Print the data exactly as it is given, please.

## Task data
--- Start ---
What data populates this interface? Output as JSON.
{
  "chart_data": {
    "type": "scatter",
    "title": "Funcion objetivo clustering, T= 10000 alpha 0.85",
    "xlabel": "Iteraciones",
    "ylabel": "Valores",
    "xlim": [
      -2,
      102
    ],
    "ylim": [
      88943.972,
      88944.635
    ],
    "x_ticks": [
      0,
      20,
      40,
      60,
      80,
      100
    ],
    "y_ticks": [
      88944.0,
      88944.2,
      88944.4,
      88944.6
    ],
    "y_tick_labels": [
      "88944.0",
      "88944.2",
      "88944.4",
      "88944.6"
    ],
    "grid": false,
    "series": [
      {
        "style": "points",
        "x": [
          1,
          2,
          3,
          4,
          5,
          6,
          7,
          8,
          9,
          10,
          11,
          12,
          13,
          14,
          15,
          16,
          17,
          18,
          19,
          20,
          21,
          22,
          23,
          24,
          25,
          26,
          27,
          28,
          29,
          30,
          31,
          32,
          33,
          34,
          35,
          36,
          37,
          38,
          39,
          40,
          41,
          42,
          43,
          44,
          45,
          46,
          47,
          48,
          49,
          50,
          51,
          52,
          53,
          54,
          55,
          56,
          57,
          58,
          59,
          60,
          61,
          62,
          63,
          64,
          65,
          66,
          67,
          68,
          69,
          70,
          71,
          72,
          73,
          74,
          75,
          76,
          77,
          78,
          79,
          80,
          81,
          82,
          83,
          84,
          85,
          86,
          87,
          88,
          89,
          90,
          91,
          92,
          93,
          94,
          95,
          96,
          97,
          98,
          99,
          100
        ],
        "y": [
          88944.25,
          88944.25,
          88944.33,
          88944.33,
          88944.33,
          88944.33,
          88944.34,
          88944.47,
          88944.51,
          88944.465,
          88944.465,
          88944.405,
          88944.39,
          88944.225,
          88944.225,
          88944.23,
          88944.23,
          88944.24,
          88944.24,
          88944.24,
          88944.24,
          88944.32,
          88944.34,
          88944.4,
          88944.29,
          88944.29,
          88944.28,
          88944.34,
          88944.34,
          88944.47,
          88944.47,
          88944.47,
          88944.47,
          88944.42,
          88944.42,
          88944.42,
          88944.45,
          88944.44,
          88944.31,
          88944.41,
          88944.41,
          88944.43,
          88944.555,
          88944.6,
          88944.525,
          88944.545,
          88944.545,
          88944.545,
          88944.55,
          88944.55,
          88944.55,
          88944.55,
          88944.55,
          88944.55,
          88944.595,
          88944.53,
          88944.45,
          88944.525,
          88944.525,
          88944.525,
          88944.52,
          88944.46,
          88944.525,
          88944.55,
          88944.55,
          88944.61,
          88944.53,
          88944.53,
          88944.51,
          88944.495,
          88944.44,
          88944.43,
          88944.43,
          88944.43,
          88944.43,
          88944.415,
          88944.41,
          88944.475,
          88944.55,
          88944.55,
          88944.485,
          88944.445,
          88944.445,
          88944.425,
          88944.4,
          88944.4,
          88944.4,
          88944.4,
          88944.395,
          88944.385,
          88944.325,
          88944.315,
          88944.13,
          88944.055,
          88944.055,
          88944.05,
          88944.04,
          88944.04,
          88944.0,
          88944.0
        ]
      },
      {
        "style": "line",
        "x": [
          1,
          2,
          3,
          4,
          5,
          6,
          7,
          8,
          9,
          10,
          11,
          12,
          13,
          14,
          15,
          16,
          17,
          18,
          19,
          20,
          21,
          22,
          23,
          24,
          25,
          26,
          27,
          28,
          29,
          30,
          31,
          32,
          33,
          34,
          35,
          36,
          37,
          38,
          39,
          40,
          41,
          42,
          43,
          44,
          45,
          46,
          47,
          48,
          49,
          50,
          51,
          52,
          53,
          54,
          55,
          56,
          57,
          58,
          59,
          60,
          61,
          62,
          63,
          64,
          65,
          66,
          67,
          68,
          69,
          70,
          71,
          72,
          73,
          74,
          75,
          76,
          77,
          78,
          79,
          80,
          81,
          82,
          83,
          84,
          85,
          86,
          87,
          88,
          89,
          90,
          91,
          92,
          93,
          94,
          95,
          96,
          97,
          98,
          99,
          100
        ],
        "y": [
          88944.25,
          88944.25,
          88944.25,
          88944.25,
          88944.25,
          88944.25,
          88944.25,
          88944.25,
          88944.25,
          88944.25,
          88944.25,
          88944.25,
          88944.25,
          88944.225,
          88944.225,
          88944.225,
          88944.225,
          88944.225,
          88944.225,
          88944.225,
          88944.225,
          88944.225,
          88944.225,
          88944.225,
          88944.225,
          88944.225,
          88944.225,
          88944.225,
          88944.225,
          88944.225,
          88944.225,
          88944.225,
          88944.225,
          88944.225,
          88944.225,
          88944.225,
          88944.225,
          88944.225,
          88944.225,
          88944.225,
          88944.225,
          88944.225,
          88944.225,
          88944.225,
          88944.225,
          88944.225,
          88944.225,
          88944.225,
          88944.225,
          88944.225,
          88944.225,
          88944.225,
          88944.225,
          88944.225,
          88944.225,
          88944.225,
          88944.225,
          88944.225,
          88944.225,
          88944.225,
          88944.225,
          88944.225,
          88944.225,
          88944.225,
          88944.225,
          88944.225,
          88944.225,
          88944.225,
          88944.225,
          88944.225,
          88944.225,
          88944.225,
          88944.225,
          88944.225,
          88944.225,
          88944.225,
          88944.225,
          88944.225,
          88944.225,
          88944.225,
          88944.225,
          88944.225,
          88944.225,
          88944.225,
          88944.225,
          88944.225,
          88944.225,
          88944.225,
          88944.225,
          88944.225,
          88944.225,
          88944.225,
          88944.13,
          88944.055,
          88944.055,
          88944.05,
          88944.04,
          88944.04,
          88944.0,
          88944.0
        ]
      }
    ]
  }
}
--- End ---
## Result
What data populates this interface? Output as JSON.
{
  "chart_data": {
    "type": "scatter",
    "title": "Funcion objetivo clustering, T= 10000 alpha 0.85",
    "xlabel": "Iteraciones",
    "ylabel": "Valores",
    "xlim": [
      -2,
      102
    ],
    "ylim": [
      88943.972,
      88944.635
    ],
    "x_ticks": [
      0,
      20,
      40,
      60,
      80,
      100
    ],
    "y_ticks": [
      88944.0,
      88944.2,
      88944.4,
      88944.6
    ],
    "y_tick_labels": [
      "88944.0",
      "88944.2",
      "88944.4",
      "88944.6"
    ],
    "grid": false,
    "series": [
      {
        "style": "points",
        "x": [
          1,
          2,
          3,
          4,
          5,
          6,
          7,
          8,
          9,
          10,
          11,
          12,
          13,
          14,
          15,
          16,
          17,
          18,
          19,
          20,
          21,
          22,
          23,
          24,
          25,
          26,
          27,
          28,
          29,
          30,
          31,
          32,
          33,
          34,
          35,
          36,
          37,
          38,
          39,
          40,
          41,
          42,
          43,
          44,
          45,
          46,
          47,
          48,
          49,
          50,
          51,
          52,
          53,
          54,
          55,
          56,
          57,
          58,
          59,
          60,
          61,
          62,
          63,
          64,
          65,
          66,
          67,
          68,
          69,
          70,
          71,
          72,
          73,
          74,
          75,
          76,
          77,
          78,
          79,
          80,
          81,
          82,
          83,
          84,
          85,
          86,
          87,
          88,
          89,
          90,
          91,
          92,
          93,
          94,
          95,
          96,
          97,
          98,
          99,
          100
        ],
        "y": [
          88944.25,
          88944.25,
          88944.33,
          88944.33,
          88944.33,
          88944.33,
          88944.34,
          88944.47,
          88944.51,
          88944.465,
          88944.465,
          88944.405,
          88944.39,
          88944.225,
          88944.225,
          88944.23,
          88944.23,
          88944.24,
          88944.24,
          88944.24,
          88944.24,
          88944.32,
          88944.34,
          88944.4,
          88944.29,
          88944.29,
          88944.28,
          88944.34,
          88944.34,
          88944.47,
          88944.47,
          88944.47,
          88944.47,
          88944.42,
          88944.42,
          88944.42,
          88944.45,
          88944.44,
          88944.31,
          88944.41,
          88944.41,
          88944.43,
          88944.555,
          88944.6,
          88944.525,
          88944.545,
          88944.545,
          88944.545,
          88944.55,
          88944.55,
          88944.55,
          88944.55,
          88944.55,
          88944.55,
          88944.595,
          88944.53,
          88944.45,
          88944.525,
          88944.525,
          88944.525,
          88944.52,
          88944.46,
          88944.525,
          88944.55,
          88944.55,
          88944.61,
          88944.53,
          88944.53,
          88944.51,
          88944.495,
          88944.44,
          88944.43,
          88944.43,
          88944.43,
          88944.43,
          88944.415,
          88944.41,
          88944.475,
          88944.55,
          88944.55,
          88944.485,
          88944.445,
          88944.445,
          88944.425,
          88944.4,
          88944.4,
          88944.4,
          88944.4,
          88944.395,
          88944.385,
          88944.325,
          88944.315,
          88944.13,
          88944.055,
          88944.055,
          88944.05,
          88944.04,
          88944.04,
          88944.0,
          88944.0
        ]
      },
      {
        "style": "line",
        "x": [
          1,
          2,
          3,
          4,
          5,
          6,
          7,
          8,
          9,
          10,
          11,
          12,
          13,
          14,
          15,
          16,
          17,
          18,
          19,
          20,
          21,
          22,
          23,
          24,
          25,
          26,
          27,
          28,
          29,
          30,
          31,
          32,
          33,
          34,
          35,
          36,
          37,
          38,
          39,
          40,
          41,
          42,
          43,
          44,
          45,
          46,
          47,
          48,
          49,
          50,
          51,
          52,
          53,
          54,
          55,
          56,
          57,
          58,
          59,
          60,
          61,
          62,
          63,
          64,
          65,
          66,
          67,
          68,
          69,
          70,
          71,
          72,
          73,
          74,
          75,
          76,
          77,
          78,
          79,
          80,
          81,
          82,
          83,
          84,
          85,
          86,
          87,
          88,
          89,
          90,
          91,
          92,
          93,
          94,
          95,
          96,
          97,
          98,
          99,
          100
        ],
        "y": [
          88944.25,
          88944.25,
          88944.25,
          88944.25,
          88944.25,
          88944.25,
          88944.25,
          88944.25,
          88944.25,
          88944.25,
          88944.25,
          88944.25,
          88944.25,
          88944.225,
          88944.225,
          88944.225,
          88944.225,
          88944.225,
          88944.225,
          88944.225,
          88944.225,
          88944.225,
          88944.225,
          88944.225,
          88944.225,
          88944.225,
          88944.225,
          88944.225,
          88944.225,
          88944.225,
          88944.225,
          88944.225,
          88944.225,
          88944.225,
          88944.225,
          88944.225,
          88944.225,
          88944.225,
          88944.225,
          88944.225,
          88944.225,
          88944.225,
          88944.225,
          88944.225,
          88944.225,
          88944.225,
          88944.225,
          88944.225,
          88944.225,
          88944.225,
          88944.225,
          88944.225,
          88944.225,
          88944.225,
          88944.225,
          88944.225,
          88944.225,
          88944.225,
          88944.225,
          88944.225,
          88944.225,
          88944.225,
          88944.225,
          88944.225,
          88944.225,
          88944.225,
          88944.225,
          88944.225,
          88944.225,
          88944.225,
          88944.225,
          88944.225,
          88944.225,
          88944.225,
          88944.225,
          88944.225,
          88944.225,
          88944.225,
          88944.225,
          88944.225,
          88944.225,
          88944.225,
          88944.225,
          88944.225,
          88944.225,
          88944.225,
          88944.225,
          88944.225,
          88944.225,
          88944.225,
          88944.225,
          88944.225,
          88944.13,
          88944.055,
          88944.055,
          88944.05,
          88944.04,
          88944.04,
          88944.0,
          88944.0
        ]
      }
    ]
  }
}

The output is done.